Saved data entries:
----------

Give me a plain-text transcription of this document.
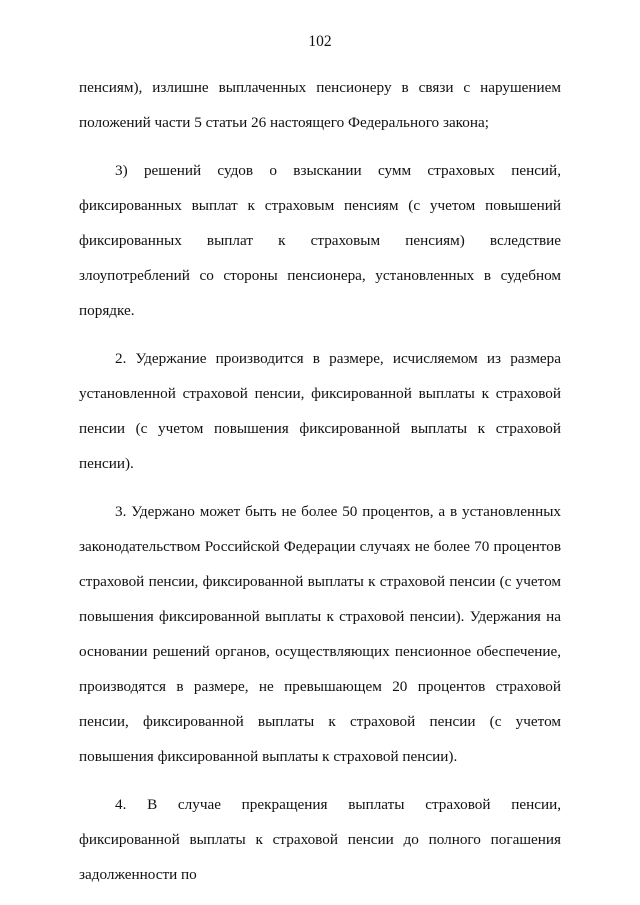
102

пенсиям), излишне выплаченных пенсионеру в связи с нарушением положений части 5 статьи 26 настоящего Федерального закона;

3) решений судов о взыскании сумм страховых пенсий, фиксированных выплат к страховым пенсиям (с учетом повышений фиксированных выплат к страховым пенсиям) вследствие злоупотреблений со стороны пенсионера, установленных в судебном порядке.

2. Удержание производится в размере, исчисляемом из размера установленной страховой пенсии, фиксированной выплаты к страховой пенсии (с учетом повышения фиксированной выплаты к страховой пенсии).

3. Удержано может быть не более 50 процентов, а в установленных законодательством Российской Федерации случаях не более 70 процентов страховой пенсии, фиксированной выплаты к страховой пенсии (с учетом повышения фиксированной выплаты к страховой пенсии). Удержания на основании решений органов, осуществляющих пенсионное обеспечение, производятся в размере, не превышающем 20 процентов страховой пенсии, фиксированной выплаты к страховой пенсии (с учетом повышения фиксированной выплаты к страховой пенсии).

4. В случае прекращения выплаты страховой пенсии, фиксированной выплаты к страховой пенсии до полного погашения задолженности по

----------

= GIVEN TASK =
Copy the listing exactly. Any image in it stays out of the copy.

= REPLY TO THE TASK =
Give me a plain-text transcription of this document.
102

пенсиям), излишне выплаченных пенсионеру в связи с нарушением положений части 5 статьи 26 настоящего Федерального закона;

3) решений судов о взыскании сумм страховых пенсий, фиксированных выплат к страховым пенсиям (с учетом повышений фиксированных выплат к страховым пенсиям) вследствие злоупотреблений со стороны пенсионера, установленных в судебном порядке.

2. Удержание производится в размере, исчисляемом из размера установленной страховой пенсии, фиксированной выплаты к страховой пенсии (с учетом повышения фиксированной выплаты к страховой пенсии).

3. Удержано может быть не более 50 процентов, а в установленных законодательством Российской Федерации случаях не более 70 процентов страховой пенсии, фиксированной выплаты к страховой пенсии (с учетом повышения фиксированной выплаты к страховой пенсии). Удержания на основании решений органов, осуществляющих пенсионное обеспечение, производятся в размере, не превышающем 20 процентов страховой пенсии, фиксированной выплаты к страховой пенсии (с учетом повышения фиксированной выплаты к страховой пенсии).

4. В случае прекращения выплаты страховой пенсии, фиксированной выплаты к страховой пенсии до полного погашения задолженности по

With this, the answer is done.